Data extract>
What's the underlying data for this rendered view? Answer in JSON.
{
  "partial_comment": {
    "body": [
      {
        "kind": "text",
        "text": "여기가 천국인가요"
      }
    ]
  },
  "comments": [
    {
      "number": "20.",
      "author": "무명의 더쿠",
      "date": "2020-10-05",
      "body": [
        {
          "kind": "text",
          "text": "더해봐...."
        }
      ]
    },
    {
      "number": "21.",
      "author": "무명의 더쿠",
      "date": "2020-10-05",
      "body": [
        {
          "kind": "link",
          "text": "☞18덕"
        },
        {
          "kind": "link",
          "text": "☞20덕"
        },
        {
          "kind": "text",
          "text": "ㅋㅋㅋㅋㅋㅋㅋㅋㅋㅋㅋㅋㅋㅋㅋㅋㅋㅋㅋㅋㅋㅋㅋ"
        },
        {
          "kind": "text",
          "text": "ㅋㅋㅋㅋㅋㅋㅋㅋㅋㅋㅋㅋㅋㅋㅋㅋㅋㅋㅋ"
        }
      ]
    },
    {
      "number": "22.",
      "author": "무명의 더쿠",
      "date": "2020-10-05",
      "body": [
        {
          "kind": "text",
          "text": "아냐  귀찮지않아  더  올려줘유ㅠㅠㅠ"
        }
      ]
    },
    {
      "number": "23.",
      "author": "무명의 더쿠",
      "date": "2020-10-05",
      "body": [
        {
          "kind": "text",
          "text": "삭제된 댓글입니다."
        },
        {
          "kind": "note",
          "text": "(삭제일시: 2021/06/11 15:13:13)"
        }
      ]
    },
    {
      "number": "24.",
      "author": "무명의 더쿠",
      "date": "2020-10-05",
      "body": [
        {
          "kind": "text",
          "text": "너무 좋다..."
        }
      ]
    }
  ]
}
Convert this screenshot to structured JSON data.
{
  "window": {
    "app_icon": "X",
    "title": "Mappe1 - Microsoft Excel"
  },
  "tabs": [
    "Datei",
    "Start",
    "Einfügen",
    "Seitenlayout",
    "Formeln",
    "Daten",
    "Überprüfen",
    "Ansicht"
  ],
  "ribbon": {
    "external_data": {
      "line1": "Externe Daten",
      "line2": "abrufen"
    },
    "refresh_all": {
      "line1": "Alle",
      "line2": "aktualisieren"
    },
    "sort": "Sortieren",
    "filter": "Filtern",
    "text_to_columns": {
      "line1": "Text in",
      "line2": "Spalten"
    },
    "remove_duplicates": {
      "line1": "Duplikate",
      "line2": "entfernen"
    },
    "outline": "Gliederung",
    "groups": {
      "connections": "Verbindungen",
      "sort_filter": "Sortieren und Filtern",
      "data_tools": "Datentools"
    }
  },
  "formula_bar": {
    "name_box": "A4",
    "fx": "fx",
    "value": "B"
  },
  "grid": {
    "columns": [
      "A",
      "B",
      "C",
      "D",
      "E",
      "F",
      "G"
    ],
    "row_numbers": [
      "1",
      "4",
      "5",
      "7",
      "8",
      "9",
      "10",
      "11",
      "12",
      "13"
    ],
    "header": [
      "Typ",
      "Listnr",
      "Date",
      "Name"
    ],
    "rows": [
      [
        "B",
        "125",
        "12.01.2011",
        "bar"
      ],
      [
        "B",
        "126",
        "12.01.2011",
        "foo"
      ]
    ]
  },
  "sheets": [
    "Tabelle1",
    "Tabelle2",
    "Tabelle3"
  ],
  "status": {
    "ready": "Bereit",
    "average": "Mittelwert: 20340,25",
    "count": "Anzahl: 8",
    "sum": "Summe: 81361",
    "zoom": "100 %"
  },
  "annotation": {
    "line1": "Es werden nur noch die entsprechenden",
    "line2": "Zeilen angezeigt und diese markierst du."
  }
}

Aim>
Take every line from the data that contains the word "Filtern".

Final result>
    "filter": "Filtern",
      "sort_filter": "Sortieren und Filtern",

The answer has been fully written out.